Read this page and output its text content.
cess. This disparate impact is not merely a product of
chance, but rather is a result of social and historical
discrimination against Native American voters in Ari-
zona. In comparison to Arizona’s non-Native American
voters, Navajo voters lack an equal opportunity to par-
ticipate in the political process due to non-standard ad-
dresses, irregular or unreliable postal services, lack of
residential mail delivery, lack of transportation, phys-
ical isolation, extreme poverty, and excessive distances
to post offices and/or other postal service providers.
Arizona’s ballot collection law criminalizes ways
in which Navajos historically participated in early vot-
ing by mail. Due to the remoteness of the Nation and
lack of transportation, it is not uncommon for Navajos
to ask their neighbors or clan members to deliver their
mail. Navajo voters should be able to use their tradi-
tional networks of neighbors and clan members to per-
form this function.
══════════════════════════════
» What the task requires
Retype the data in full and match it exactly.

» Written response
Read this page and output its text content.
cess. This disparate impact is not merely a product of
chance, but rather is a result of social and historical
discrimination against Native American voters in Ari-
zona. In comparison to Arizona’s non-Native American
voters, Navajo voters lack an equal opportunity to par-
ticipate in the political process due to non-standard ad-
dresses, irregular or unreliable postal services, lack of
residential mail delivery, lack of transportation, phys-
ical isolation, extreme poverty, and excessive distances
to post offices and/or other postal service providers.
Arizona’s ballot collection law criminalizes ways
in which Navajos historically participated in early vot-
ing by mail. Due to the remoteness of the Nation and
lack of transportation, it is not uncommon for Navajos
to ask their neighbors or clan members to deliver their
mail. Navajo voters should be able to use their tradi-
tional networks of neighbors and clan members to per-
form this function.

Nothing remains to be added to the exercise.